- **Dataset entries**:
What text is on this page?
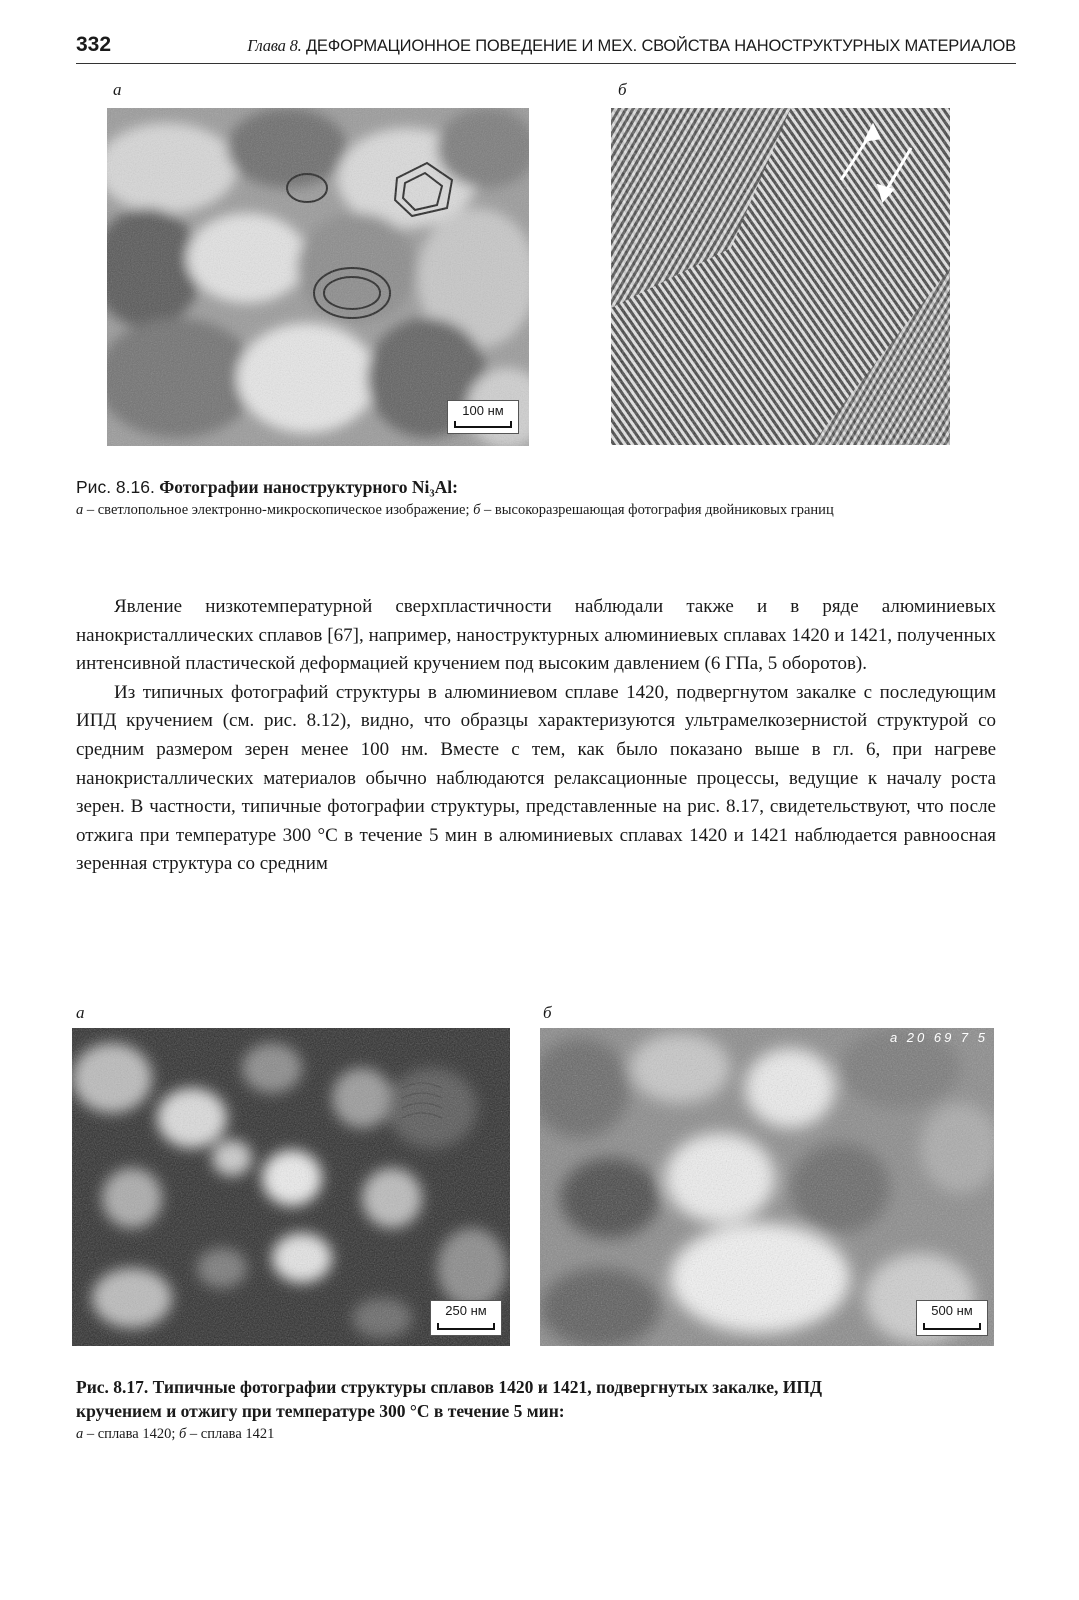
332	Глава 8. ДЕФОРМАЦИОННОЕ ПОВЕДЕНИЕ И МЕХ. СВОЙСТВА НАНОСТРУКТУРНЫХ МАТЕРИАЛОВ
а	б
100 нм
Рис. 8.16. Фотографии наноструктурного Ni₃Al:
а – светлопольное электронно-микроскопическое изображение; б – высокоразрешающая фотография двойниковых границ

Явление низкотемпературной сверхпластичности наблюдали также и в ряде алюминиевых нанокристаллических сплавов [67], например, наноструктурных алюминиевых сплавах 1420 и 1421, полученных интенсивной пластической деформацией кручением под высоким давлением (6 ГПа, 5 оборотов).

Из типичных фотографий структуры в алюминиевом сплаве 1420, подвергнутом закалке с последующим ИПД кручением (см. рис. 8.12), видно, что образцы характеризуются ультрамелкозернистой структурой со средним размером зерен менее 100 нм. Вместе с тем, как было показано выше в гл. 6, при нагреве нанокристаллических материалов обычно наблюдаются релаксационные процессы, ведущие к началу роста зерен. В частности, типичные фотографии структуры, представленные на рис. 8.17, свидетельствуют, что после отжига при температуре 300 °С в течение 5 мин в алюминиевых сплавах 1420 и 1421 наблюдается равноосная зеренная структура со средним

а	б
250 нм
a 20 69 7 5
500 нм
Рис. 8.17. Типичные фотографии структуры сплавов 1420 и 1421, подвергнутых закалке, ИПД
кручением и отжигу при температуре 300 °С в течение 5 мин:
а – сплава 1420; б – сплава 1421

- **Stated task**:
From the data, collect all lines where the string "сплавов" appears.

- **Worked solution**:
Явление низкотемпературной сверхпластичности наблюдали также и в ряде алюминиевых нанокристаллических сплавов [67], например, наноструктурных алюминиевых сплавах 1420 и 1421, полученных интенсивной пластической деформацией кручением под высоким давлением (6 ГПа, 5 оборотов).
Рис. 8.17. Типичные фотографии структуры сплавов 1420 и 1421, подвергнутых закалке, ИПД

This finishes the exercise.